◆ Data excerpts:
= = = =
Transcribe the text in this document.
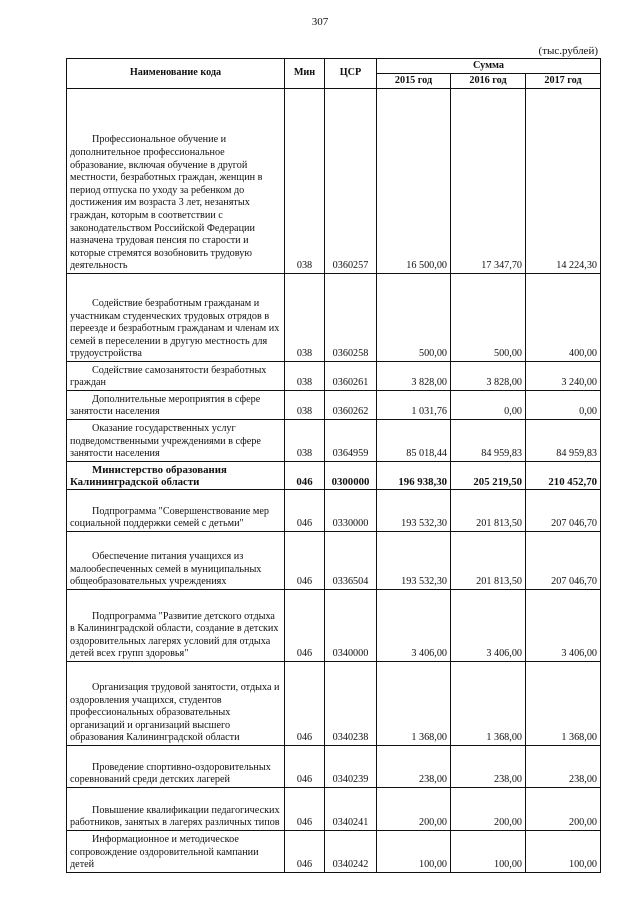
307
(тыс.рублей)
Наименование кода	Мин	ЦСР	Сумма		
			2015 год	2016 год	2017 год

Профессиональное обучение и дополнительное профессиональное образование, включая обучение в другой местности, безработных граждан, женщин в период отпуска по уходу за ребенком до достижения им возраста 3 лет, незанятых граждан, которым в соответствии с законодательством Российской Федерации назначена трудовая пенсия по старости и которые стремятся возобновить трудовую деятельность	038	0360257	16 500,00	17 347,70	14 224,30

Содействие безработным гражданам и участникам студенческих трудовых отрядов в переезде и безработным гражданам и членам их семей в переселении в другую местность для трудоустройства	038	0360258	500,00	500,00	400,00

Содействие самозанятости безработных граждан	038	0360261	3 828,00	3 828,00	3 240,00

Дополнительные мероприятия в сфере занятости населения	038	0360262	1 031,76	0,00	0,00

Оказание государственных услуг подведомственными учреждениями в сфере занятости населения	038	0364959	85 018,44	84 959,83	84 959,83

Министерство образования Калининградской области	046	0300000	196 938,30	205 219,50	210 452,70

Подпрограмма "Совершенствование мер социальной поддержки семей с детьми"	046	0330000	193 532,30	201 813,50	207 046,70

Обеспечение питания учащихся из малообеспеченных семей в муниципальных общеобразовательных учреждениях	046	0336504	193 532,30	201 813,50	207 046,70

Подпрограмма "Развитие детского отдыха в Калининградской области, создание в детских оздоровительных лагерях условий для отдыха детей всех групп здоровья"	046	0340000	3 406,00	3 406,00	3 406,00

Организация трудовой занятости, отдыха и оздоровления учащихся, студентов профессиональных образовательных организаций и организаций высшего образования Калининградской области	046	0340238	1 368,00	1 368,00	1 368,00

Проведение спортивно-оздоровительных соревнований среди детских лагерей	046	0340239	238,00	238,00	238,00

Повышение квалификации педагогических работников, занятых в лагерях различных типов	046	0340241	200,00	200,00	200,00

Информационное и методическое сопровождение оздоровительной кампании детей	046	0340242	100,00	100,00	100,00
= = = =
Reproduce the full listing faithfully, but do not carry over any pictures.

◆ The completed task:
Transcribe the text in this document.
307
(тыс.рублей)
Наименование кода	Мин	ЦСР	Сумма		
			2015 год	2016 год	2017 год

Профессиональное обучение и дополнительное профессиональное образование, включая обучение в другой местности, безработных граждан, женщин в период отпуска по уходу за ребенком до достижения им возраста 3 лет, незанятых граждан, которым в соответствии с законодательством Российской Федерации назначена трудовая пенсия по старости и которые стремятся возобновить трудовую деятельность	038	0360257	16 500,00	17 347,70	14 224,30

Содействие безработным гражданам и участникам студенческих трудовых отрядов в переезде и безработным гражданам и членам их семей в переселении в другую местность для трудоустройства	038	0360258	500,00	500,00	400,00

Содействие самозанятости безработных граждан	038	0360261	3 828,00	3 828,00	3 240,00

Дополнительные мероприятия в сфере занятости населения	038	0360262	1 031,76	0,00	0,00

Оказание государственных услуг подведомственными учреждениями в сфере занятости населения	038	0364959	85 018,44	84 959,83	84 959,83

Министерство образования Калининградской области	046	0300000	196 938,30	205 219,50	210 452,70

Подпрограмма "Совершенствование мер социальной поддержки семей с детьми"	046	0330000	193 532,30	201 813,50	207 046,70

Обеспечение питания учащихся из малообеспеченных семей в муниципальных общеобразовательных учреждениях	046	0336504	193 532,30	201 813,50	207 046,70

Подпрограмма "Развитие детского отдыха в Калининградской области, создание в детских оздоровительных лагерях условий для отдыха детей всех групп здоровья"	046	0340000	3 406,00	3 406,00	3 406,00

Организация трудовой занятости, отдыха и оздоровления учащихся, студентов профессиональных образовательных организаций и организаций высшего образования Калининградской области	046	0340238	1 368,00	1 368,00	1 368,00

Проведение спортивно-оздоровительных соревнований среди детских лагерей	046	0340239	238,00	238,00	238,00

Повышение квалификации педагогических работников, занятых в лагерях различных типов	046	0340241	200,00	200,00	200,00

Информационное и методическое сопровождение оздоровительной кампании детей	046	0340242	100,00	100,00	100,00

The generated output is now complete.